(Bounding box entries)
* * * *

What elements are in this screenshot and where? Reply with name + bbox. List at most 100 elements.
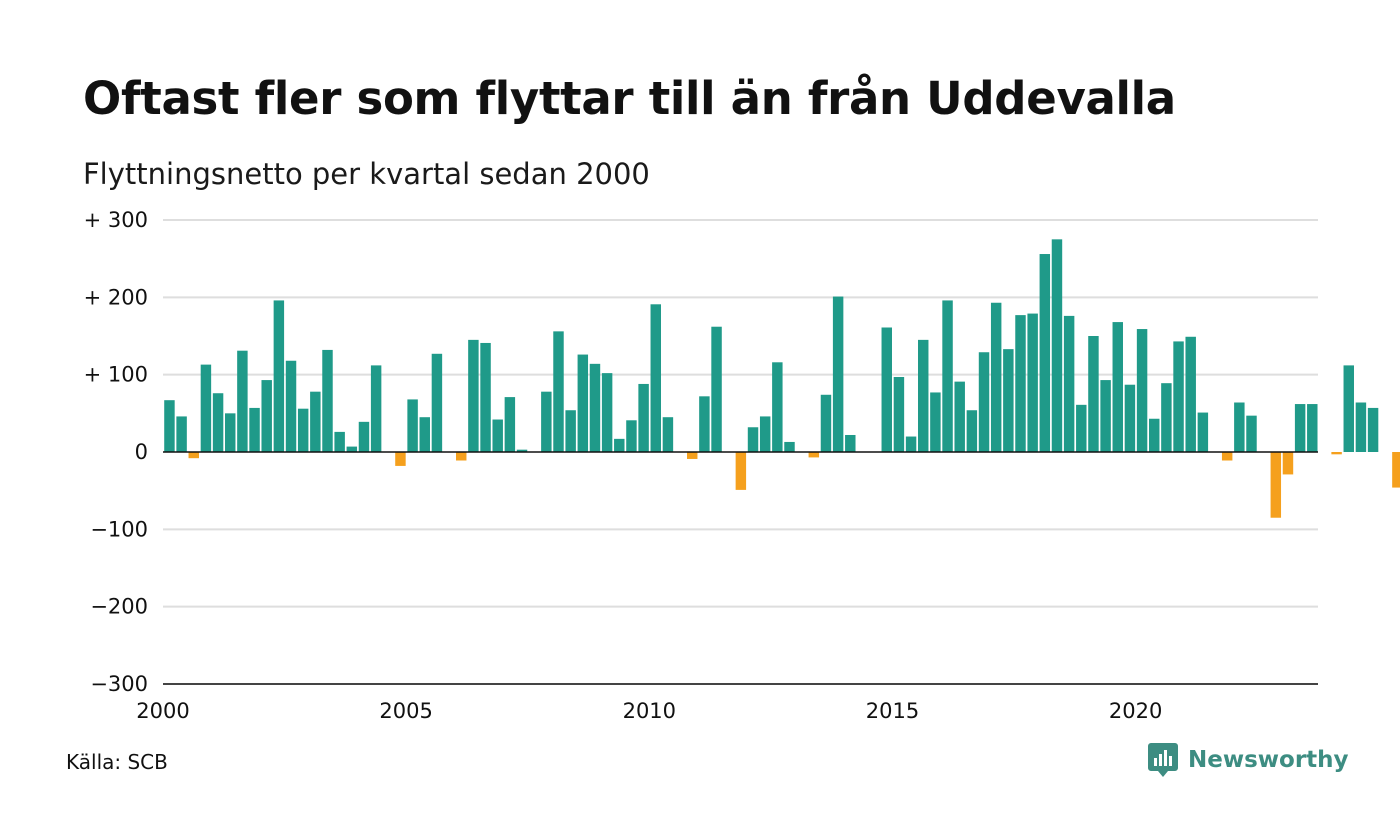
bar	[212, 393, 224, 452]
zero-line-group	[163, 451, 1318, 685]
bar	[504, 397, 516, 452]
bar	[990, 302, 1002, 452]
bar	[1331, 452, 1342, 455]
bar	[626, 420, 637, 452]
bar	[1270, 452, 1282, 518]
chart-subtitle: Flyttningsnetto per kvartal sedan 2000	[83, 157, 650, 191]
bar	[1136, 329, 1148, 452]
bar	[1307, 404, 1318, 452]
bar	[492, 419, 503, 452]
y-tick-label: + 300	[84, 208, 148, 232]
bar	[1343, 365, 1354, 452]
bar	[978, 352, 990, 452]
y-tick-label: + 200	[84, 285, 148, 309]
x-tick-label: 2020	[1109, 699, 1162, 723]
bar	[310, 391, 321, 452]
bar	[346, 446, 358, 452]
bars	[164, 239, 1400, 518]
bar	[468, 339, 479, 452]
bar	[225, 413, 236, 452]
bar	[893, 376, 905, 452]
x-tick-label: 2005	[379, 699, 432, 723]
bar	[759, 416, 771, 452]
bar	[1124, 384, 1136, 452]
bar	[1294, 404, 1306, 452]
bar	[1088, 336, 1099, 452]
brand-name: Newsworthy	[1188, 747, 1349, 773]
bar	[845, 434, 856, 452]
bar	[188, 452, 199, 459]
bar	[1234, 402, 1245, 452]
bar	[370, 365, 382, 452]
y-tick-label: −300	[90, 672, 148, 696]
bar	[456, 452, 467, 461]
bar	[832, 296, 844, 452]
bar	[322, 349, 333, 452]
bar	[273, 300, 285, 452]
bar	[249, 407, 260, 452]
bar	[516, 449, 528, 452]
bar	[1173, 341, 1184, 452]
bar	[1039, 254, 1051, 452]
bar	[905, 436, 917, 452]
y-tick-label: −200	[90, 595, 148, 619]
bar	[1197, 412, 1209, 452]
newsworthy-logo-icon	[1148, 743, 1178, 777]
bar	[1003, 349, 1014, 452]
bar	[1051, 239, 1063, 452]
bar	[577, 354, 589, 452]
bar	[662, 417, 674, 452]
bar	[1076, 404, 1087, 452]
bar	[200, 364, 212, 452]
bar	[942, 300, 953, 452]
bar	[966, 410, 978, 452]
bar	[1355, 402, 1367, 452]
x-tick-label: 2015	[866, 699, 919, 723]
bar	[285, 360, 297, 452]
bar	[918, 339, 929, 452]
bar	[1282, 452, 1294, 475]
bar	[820, 394, 832, 452]
brand-logo: Newsworthy	[1148, 743, 1349, 777]
bar	[407, 399, 418, 452]
y-axis-labels: + 300 + 200 + 100 0 −100 −200 −300	[84, 208, 148, 696]
bar	[358, 421, 370, 452]
bar	[930, 392, 941, 452]
bar	[541, 391, 552, 452]
y-tick-label: −100	[90, 517, 148, 541]
bar	[601, 373, 613, 452]
bar	[687, 452, 698, 459]
chart-title: Oftast fler som flyttar till än från Udd…	[83, 72, 1176, 125]
bar	[1015, 315, 1026, 452]
bar	[1246, 415, 1257, 452]
bar	[334, 431, 345, 452]
x-tick-label: 2010	[623, 699, 676, 723]
bar	[261, 380, 272, 452]
bar	[1112, 322, 1123, 452]
bar	[395, 452, 406, 466]
y-tick-label: 0	[135, 440, 148, 464]
bar	[711, 326, 722, 452]
bar	[431, 353, 443, 452]
bar	[176, 416, 187, 452]
bar	[237, 350, 248, 452]
bar	[772, 362, 783, 452]
bar	[747, 427, 759, 452]
bar	[1100, 380, 1111, 452]
x-axis-labels: 2000 2005 2010 2015 2020	[136, 699, 1162, 723]
source-note: Källa: SCB	[66, 750, 168, 774]
bar	[881, 327, 892, 452]
x-tick-label: 2000	[136, 699, 189, 723]
bar	[808, 452, 820, 458]
bar	[164, 400, 175, 452]
bar	[1027, 313, 1038, 452]
bar	[784, 441, 795, 452]
bar	[1392, 452, 1400, 488]
bar	[699, 396, 710, 452]
bar	[419, 417, 430, 452]
bar	[1149, 418, 1160, 452]
bar	[297, 408, 309, 452]
y-tick-label: + 100	[84, 363, 148, 387]
bar	[1367, 407, 1379, 452]
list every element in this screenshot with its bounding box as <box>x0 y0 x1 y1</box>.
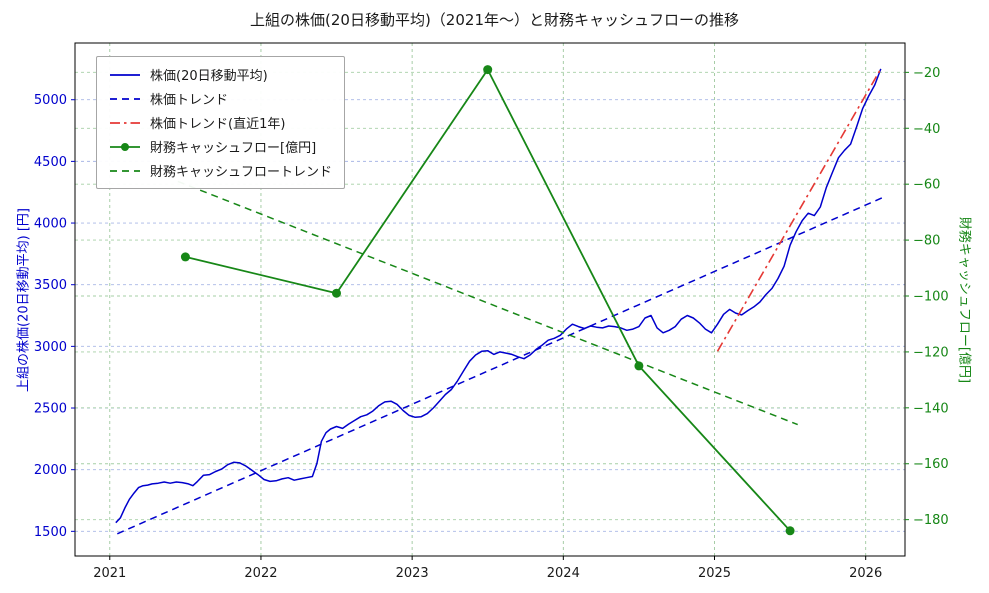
y-axis-label-left: 上組の株価(20日移動平均) [円] <box>16 208 32 392</box>
x-tick-label: 2026 <box>849 566 882 581</box>
stock-trend-recent-line <box>716 68 882 352</box>
legend-item-2: 株価トレンド(直近1年) <box>109 113 332 132</box>
legend: 株価(20日移動平均) 株価トレンド株価トレンド(直近1年) 財務キャッシュフロー[… <box>96 56 346 189</box>
stock-price-ma-line <box>115 68 882 524</box>
cashflow-line-marker <box>483 65 493 75</box>
legend-item-1: 株価トレンド <box>109 89 332 108</box>
plot-border <box>74 42 906 557</box>
legend-sample-dashed-icon <box>110 97 140 100</box>
legend-item-3: 財務キャッシュフロー[億円] <box>109 137 332 156</box>
y-axis-label-right: 財務キャッシュフロー[億円] <box>956 216 972 384</box>
stock-trend-line <box>116 196 885 535</box>
cashflow-line-marker <box>332 288 341 298</box>
y-right-tick-label: −160 <box>913 457 949 472</box>
legend-label: 財務キャッシュフロー[億円] <box>150 141 317 156</box>
cashflow-line-marker <box>785 526 795 536</box>
x-tick-label: 2025 <box>698 566 731 581</box>
cashflow-line-marker <box>180 252 190 262</box>
y-right-tick-label: −20 <box>913 66 940 81</box>
legend-item-4: 財務キャッシュフロートレンド <box>109 161 332 180</box>
y-left-tick-label: 3500 <box>34 278 67 293</box>
legend-label: 株価(20日移動平均) <box>150 69 268 84</box>
y-left-tick-label: 3000 <box>34 340 67 355</box>
x-tick-label: 2024 <box>547 566 580 581</box>
y-right-tick-label: −140 <box>913 401 949 416</box>
cashflow-trend-line <box>177 180 798 426</box>
y-right-tick-label: −180 <box>913 513 949 528</box>
x-tick-label: 2022 <box>244 566 277 581</box>
y-left-tick-label: 5000 <box>34 93 67 108</box>
legend-sample-dashed-icon <box>110 169 140 172</box>
y-right-tick-label: −100 <box>913 290 949 305</box>
legend-item-0: 株価(20日移動平均) <box>109 65 332 84</box>
x-tick-label: 2023 <box>396 566 429 581</box>
y-left-tick-label: 2500 <box>34 402 67 417</box>
legend-label: 財務キャッシュフロートレンド <box>150 165 333 180</box>
y-right-tick-label: −60 <box>913 178 940 193</box>
y-left-tick-label: 1500 <box>34 525 67 540</box>
y-right-tick-label: −120 <box>913 345 949 360</box>
legend-sample-dashdot-icon <box>110 121 140 124</box>
x-tick-label: 2021 <box>93 566 126 581</box>
y-left-tick-label: 4500 <box>34 155 67 170</box>
y-left-tick-label: 2000 <box>34 463 67 478</box>
legend-label: 株価トレンド <box>150 93 229 108</box>
legend-label: 株価トレンド(直近1年) <box>150 117 286 132</box>
legend-sample-solid-icon <box>110 73 140 76</box>
legend-sample-solid-icon <box>110 142 140 151</box>
chart-title: 上組の株価(20日移動平均)（2021年〜）と財務キャッシュフローの推移 <box>250 11 739 29</box>
y-right-tick-label: −40 <box>913 122 940 137</box>
y-left-tick-label: 4000 <box>34 217 67 232</box>
y-right-tick-label: −80 <box>913 234 940 249</box>
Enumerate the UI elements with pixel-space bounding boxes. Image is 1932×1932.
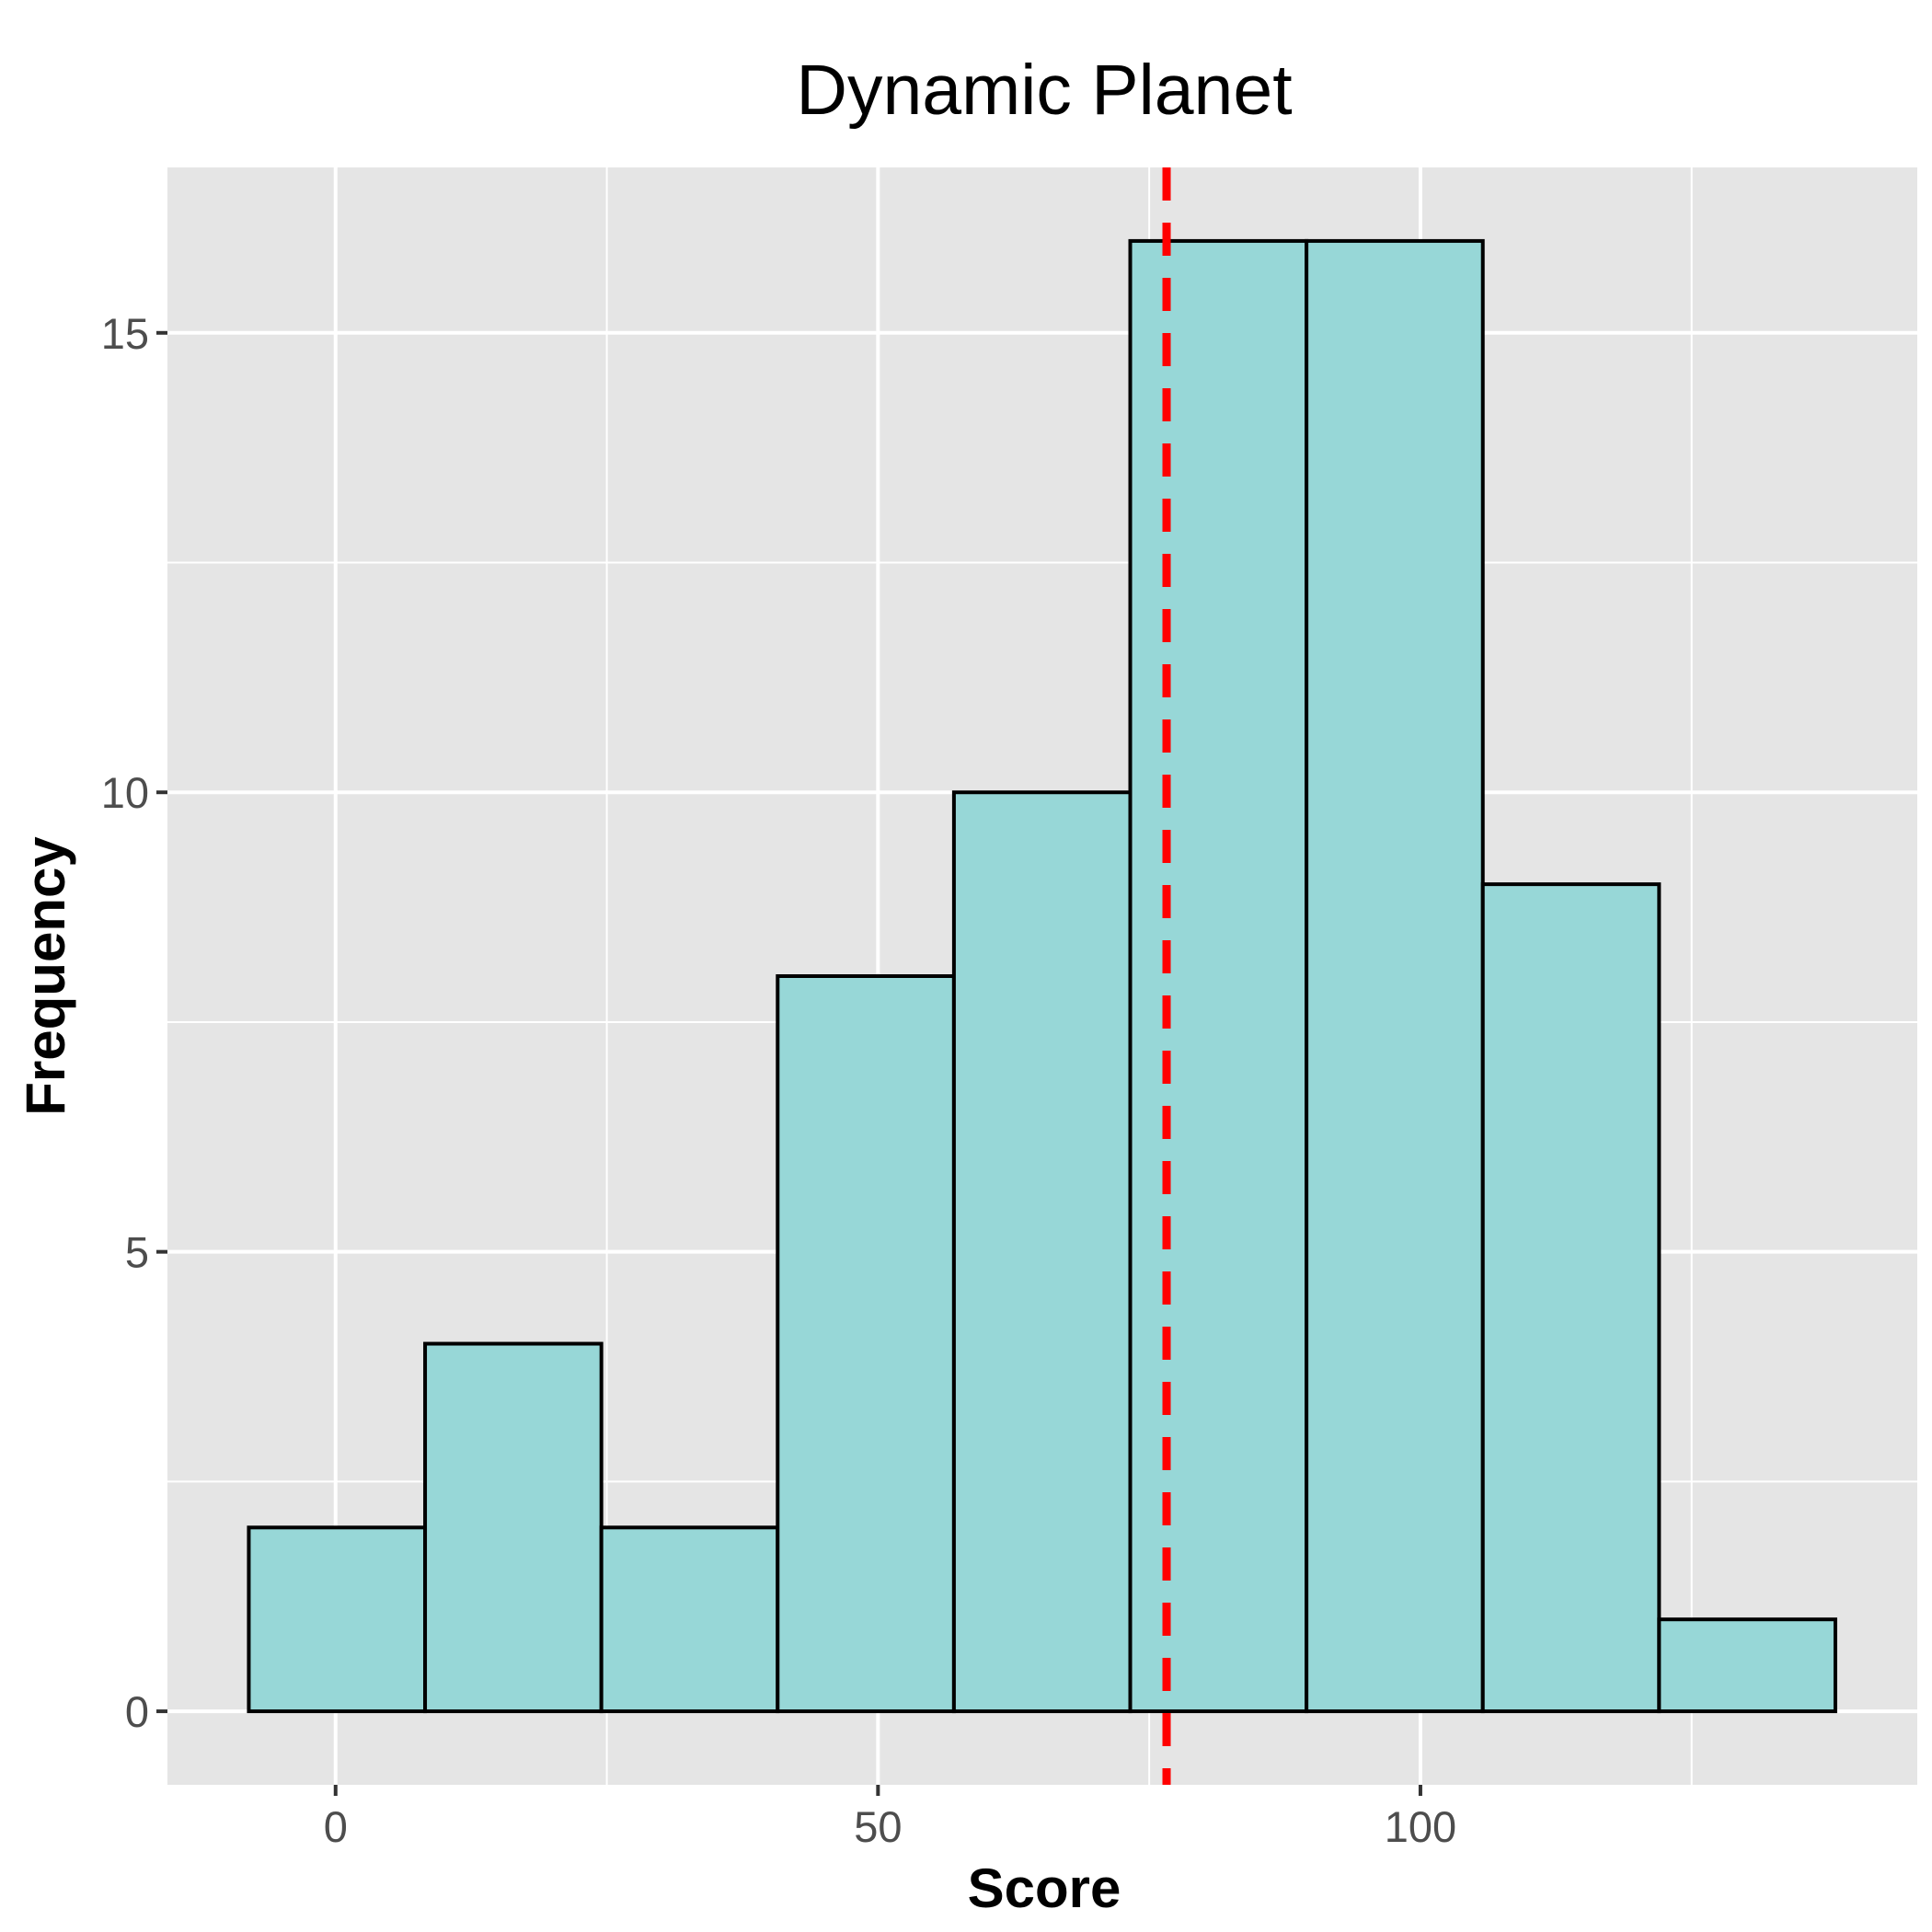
histogram-bars	[247, 238, 1837, 1714]
y-tick-label: 5	[125, 1228, 149, 1277]
y-tick-label: 15	[101, 309, 149, 358]
histogram-bar	[1128, 238, 1309, 1714]
x-axis-title: Score	[968, 1857, 1121, 1919]
y-axis-title: Frequency	[15, 836, 76, 1116]
histogram-bar	[599, 1525, 780, 1714]
histogram-bar	[1480, 882, 1662, 1714]
histogram-bar	[1657, 1617, 1837, 1714]
x-axis-ticks: 0 50 100	[324, 1785, 1456, 1851]
chart-title: Dynamic Planet	[796, 51, 1292, 130]
x-tick-label: 100	[1385, 1802, 1456, 1851]
histogram-bar	[423, 1341, 604, 1714]
x-tick-label: 0	[324, 1802, 348, 1851]
y-tick-label: 0	[125, 1687, 149, 1736]
x-tick-label: 50	[854, 1802, 902, 1851]
y-axis-ticks: 0 5 10 15	[101, 309, 167, 1736]
y-tick-label: 10	[101, 768, 149, 817]
histogram-bar	[1305, 238, 1485, 1714]
histogram-bar	[776, 974, 956, 1714]
histogram-bar	[247, 1525, 428, 1714]
histogram-bar	[951, 790, 1133, 1714]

* * * *

__What is asked__. Starting with the line containing "y-axis-label-left: 上組の株価(20日移動平均) [円]" and going on through the line containing "x-tick-label: 2024 <box>547 566 580 581</box>", rewrite those lines of the data with "cashflow-line-marker" swapped for "cashflow-point-marker" and everything else left as it is.

__The response__.
y-axis-label-left: 上組の株価(20日移動平均) [円] <box>16 208 32 392</box>
x-tick-label: 2026 <box>849 566 882 581</box>
stock-trend-recent-line <box>716 68 882 352</box>
legend-item-2: 株価トレンド(直近1年) <box>109 113 332 132</box>
legend: 株価(20日移動平均) 株価トレンド株価トレンド(直近1年) 財務キャッシュフロー[… <box>96 56 346 189</box>
stock-price-ma-line <box>115 68 882 524</box>
cashflow-point-marker <box>483 65 493 75</box>
legend-item-1: 株価トレンド <box>109 89 332 108</box>
plot-border <box>74 42 906 557</box>
legend-sample-dashed-icon <box>110 97 140 100</box>
legend-item-3: 財務キャッシュフロー[億円] <box>109 137 332 156</box>
y-axis-label-right: 財務キャッシュフロー[億円] <box>956 216 972 384</box>
stock-trend-line <box>116 196 885 535</box>
cashflow-point-marker <box>332 288 341 298</box>
y-right-tick-label: −160 <box>913 457 949 472</box>
legend-label: 財務キャッシュフロー[億円] <box>150 141 317 156</box>
cashflow-point-marker <box>785 526 795 536</box>
x-tick-label: 2025 <box>698 566 731 581</box>
cashflow-point-marker <box>180 252 190 262</box>
y-right-tick-label: −20 <box>913 66 940 81</box>
legend-item-4: 財務キャッシュフロートレンド <box>109 161 332 180</box>
y-left-tick-label: 3500 <box>34 278 67 293</box>
legend-label: 株価(20日移動平均) <box>150 69 268 84</box>
y-left-tick-label: 3000 <box>34 340 67 355</box>
x-tick-label: 2024 <box>547 566 580 581</box>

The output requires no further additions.